Copy out each line below that has the word "State" in it.

-=-=-

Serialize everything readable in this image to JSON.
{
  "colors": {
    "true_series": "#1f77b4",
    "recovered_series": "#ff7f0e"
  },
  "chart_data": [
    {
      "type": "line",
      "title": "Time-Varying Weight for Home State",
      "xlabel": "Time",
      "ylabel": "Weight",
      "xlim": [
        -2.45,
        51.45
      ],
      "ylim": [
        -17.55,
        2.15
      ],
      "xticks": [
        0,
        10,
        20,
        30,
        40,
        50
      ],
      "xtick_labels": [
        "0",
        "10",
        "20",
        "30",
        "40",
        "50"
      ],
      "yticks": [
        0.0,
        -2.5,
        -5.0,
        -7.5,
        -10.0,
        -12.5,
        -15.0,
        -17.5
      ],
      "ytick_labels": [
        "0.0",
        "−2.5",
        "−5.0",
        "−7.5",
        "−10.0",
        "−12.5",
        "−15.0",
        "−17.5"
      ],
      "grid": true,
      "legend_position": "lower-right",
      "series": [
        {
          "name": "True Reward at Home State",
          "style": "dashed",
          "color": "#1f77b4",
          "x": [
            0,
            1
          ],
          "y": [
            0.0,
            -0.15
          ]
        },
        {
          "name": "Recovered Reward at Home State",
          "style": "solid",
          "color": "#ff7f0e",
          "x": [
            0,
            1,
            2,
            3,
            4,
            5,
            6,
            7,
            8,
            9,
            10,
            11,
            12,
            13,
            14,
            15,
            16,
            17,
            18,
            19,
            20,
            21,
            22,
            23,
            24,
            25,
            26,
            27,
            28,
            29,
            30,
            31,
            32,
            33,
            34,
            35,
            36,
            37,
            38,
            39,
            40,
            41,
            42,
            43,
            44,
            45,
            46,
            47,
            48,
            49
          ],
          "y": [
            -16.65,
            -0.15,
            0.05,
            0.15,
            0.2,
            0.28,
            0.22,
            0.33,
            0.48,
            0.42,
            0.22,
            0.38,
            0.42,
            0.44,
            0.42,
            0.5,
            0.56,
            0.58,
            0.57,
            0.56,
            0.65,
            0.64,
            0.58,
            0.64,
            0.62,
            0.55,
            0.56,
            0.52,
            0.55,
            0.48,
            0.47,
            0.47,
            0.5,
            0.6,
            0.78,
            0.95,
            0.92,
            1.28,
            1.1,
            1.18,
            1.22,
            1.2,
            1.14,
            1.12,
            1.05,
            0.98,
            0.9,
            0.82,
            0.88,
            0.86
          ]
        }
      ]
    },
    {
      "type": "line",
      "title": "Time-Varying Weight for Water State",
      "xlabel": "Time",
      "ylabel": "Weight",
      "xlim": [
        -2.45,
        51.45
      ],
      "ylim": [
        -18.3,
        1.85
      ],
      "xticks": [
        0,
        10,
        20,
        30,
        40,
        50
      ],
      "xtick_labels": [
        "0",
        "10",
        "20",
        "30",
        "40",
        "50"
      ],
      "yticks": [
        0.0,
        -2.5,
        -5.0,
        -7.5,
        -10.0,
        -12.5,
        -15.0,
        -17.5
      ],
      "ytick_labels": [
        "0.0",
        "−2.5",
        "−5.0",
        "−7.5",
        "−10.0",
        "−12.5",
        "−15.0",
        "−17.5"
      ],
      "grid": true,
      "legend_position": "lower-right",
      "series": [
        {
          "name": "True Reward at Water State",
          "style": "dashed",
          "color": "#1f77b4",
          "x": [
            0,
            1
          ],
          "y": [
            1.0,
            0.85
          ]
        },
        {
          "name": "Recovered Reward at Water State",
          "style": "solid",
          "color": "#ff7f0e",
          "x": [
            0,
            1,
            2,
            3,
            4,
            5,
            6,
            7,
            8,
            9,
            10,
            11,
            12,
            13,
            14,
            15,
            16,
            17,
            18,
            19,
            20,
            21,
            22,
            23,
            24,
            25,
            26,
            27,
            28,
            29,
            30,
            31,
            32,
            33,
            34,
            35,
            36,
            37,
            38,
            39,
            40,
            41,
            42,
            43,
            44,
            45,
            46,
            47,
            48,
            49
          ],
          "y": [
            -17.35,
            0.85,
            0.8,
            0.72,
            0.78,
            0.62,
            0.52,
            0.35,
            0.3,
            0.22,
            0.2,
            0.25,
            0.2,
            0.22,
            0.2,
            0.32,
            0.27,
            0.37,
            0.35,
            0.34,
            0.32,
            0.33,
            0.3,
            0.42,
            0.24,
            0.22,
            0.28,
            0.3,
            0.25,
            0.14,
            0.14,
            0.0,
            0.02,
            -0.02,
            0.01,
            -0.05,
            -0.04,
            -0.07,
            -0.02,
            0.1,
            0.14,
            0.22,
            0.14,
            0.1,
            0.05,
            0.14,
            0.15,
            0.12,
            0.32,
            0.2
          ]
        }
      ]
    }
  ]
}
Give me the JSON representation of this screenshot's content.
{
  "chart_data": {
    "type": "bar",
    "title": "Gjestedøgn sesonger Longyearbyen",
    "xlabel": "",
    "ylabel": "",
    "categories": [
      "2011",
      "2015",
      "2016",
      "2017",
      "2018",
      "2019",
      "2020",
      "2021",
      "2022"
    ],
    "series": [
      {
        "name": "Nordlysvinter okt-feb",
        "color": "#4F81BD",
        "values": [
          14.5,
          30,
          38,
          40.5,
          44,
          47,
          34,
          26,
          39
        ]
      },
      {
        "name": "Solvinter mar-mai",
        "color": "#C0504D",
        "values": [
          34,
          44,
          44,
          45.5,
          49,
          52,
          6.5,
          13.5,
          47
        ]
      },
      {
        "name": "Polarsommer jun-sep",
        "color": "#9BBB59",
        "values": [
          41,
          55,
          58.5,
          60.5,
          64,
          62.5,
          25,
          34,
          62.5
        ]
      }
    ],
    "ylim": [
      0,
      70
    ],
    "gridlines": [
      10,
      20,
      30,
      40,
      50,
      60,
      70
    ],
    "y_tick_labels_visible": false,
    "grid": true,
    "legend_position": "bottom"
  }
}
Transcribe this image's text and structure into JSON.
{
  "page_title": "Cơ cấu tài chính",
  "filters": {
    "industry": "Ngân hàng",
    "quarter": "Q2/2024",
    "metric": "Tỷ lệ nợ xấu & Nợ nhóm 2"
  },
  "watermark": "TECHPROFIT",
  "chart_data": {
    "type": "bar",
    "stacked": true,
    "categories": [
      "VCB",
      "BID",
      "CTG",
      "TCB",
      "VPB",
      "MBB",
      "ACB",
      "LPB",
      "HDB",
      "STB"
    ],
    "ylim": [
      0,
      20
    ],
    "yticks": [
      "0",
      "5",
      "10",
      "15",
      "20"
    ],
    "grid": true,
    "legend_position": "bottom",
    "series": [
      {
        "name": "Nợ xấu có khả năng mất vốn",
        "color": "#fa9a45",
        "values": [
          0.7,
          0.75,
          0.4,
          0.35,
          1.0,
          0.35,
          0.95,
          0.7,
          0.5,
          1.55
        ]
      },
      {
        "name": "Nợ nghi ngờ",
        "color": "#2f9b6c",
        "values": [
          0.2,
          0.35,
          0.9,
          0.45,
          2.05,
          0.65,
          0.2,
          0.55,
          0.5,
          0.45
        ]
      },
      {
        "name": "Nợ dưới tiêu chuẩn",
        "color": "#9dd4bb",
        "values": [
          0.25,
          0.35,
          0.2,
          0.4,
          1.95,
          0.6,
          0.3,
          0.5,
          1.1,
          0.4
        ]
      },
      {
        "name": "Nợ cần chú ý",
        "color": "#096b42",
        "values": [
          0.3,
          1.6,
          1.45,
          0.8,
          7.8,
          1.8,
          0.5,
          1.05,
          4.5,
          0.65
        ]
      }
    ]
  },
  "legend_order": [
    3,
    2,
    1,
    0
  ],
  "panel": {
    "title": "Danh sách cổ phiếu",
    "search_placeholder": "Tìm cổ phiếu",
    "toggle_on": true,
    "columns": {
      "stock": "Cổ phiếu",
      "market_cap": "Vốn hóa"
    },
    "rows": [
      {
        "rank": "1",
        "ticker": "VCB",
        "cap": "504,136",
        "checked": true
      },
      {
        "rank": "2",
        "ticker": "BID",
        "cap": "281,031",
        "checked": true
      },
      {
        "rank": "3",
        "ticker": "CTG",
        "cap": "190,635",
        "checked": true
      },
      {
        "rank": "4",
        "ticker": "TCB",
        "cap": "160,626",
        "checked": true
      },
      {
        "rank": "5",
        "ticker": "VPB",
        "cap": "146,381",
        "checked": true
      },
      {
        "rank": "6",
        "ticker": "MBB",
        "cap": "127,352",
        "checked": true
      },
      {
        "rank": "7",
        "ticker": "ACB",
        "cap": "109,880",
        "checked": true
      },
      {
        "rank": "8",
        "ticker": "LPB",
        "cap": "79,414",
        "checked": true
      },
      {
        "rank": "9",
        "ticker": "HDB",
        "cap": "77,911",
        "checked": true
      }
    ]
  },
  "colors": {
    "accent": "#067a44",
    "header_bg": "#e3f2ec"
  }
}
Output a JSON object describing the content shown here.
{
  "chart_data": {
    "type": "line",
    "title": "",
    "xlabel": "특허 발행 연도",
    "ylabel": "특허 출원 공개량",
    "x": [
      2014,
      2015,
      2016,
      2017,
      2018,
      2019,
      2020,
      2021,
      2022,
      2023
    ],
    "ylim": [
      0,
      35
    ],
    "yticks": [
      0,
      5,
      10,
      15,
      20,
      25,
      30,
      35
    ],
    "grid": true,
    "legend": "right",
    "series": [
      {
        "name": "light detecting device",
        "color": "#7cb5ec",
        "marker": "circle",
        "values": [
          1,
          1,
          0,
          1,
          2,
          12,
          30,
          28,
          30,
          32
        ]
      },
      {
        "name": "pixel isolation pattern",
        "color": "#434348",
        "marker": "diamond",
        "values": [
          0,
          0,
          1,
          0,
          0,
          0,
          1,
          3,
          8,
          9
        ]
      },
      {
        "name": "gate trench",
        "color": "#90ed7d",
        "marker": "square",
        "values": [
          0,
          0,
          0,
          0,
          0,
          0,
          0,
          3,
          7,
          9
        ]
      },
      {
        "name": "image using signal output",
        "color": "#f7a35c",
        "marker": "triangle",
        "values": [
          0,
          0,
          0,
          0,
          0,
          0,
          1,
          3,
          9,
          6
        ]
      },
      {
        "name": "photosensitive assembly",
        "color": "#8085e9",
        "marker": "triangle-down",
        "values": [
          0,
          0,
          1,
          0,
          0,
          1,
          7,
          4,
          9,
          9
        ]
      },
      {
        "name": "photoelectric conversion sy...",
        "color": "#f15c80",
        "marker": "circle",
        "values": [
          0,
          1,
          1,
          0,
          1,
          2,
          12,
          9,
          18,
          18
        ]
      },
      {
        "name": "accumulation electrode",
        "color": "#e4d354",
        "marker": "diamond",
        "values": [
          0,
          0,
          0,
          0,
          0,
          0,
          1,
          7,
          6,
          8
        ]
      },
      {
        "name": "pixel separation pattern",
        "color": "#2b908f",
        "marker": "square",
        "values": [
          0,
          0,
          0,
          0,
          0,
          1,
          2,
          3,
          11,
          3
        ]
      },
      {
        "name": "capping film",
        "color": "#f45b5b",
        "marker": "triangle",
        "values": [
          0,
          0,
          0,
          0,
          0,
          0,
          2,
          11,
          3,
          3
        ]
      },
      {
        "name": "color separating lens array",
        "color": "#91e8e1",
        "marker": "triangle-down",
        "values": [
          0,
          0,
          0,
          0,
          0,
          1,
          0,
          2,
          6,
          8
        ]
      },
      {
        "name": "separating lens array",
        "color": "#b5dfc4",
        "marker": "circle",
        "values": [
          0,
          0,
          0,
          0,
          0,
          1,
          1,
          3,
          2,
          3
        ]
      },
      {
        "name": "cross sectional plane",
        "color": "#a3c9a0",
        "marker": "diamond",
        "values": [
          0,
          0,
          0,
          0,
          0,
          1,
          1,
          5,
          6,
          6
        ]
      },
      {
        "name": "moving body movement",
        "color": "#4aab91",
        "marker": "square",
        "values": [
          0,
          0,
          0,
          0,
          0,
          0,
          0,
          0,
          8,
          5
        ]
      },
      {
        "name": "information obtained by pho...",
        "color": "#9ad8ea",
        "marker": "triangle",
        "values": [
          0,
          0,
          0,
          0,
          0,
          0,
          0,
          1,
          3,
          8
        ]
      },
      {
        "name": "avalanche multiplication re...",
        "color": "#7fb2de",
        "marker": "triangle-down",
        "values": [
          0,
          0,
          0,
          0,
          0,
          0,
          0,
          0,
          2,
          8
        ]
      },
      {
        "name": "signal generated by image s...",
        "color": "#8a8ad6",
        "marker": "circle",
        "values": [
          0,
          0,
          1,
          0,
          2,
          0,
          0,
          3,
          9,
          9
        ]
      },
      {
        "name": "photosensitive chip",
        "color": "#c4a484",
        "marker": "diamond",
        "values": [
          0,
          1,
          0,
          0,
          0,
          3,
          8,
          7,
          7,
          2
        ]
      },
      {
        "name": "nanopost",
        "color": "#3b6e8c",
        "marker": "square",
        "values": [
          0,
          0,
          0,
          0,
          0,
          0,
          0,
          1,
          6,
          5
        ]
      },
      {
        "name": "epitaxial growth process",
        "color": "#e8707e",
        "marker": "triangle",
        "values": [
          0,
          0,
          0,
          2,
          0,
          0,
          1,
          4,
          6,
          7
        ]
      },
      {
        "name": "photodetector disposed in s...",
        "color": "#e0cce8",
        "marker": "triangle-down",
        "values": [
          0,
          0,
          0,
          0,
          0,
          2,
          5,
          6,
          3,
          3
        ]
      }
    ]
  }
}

-=-=-

**FINISHED EXERCISE**
      "title": "Time-Varying Weight for Home State",
          "name": "True Reward at Home State",
          "name": "Recovered Reward at Home State",
      "title": "Time-Varying Weight for Water State",
          "name": "True Reward at Water State",
          "name": "Recovered Reward at Water State",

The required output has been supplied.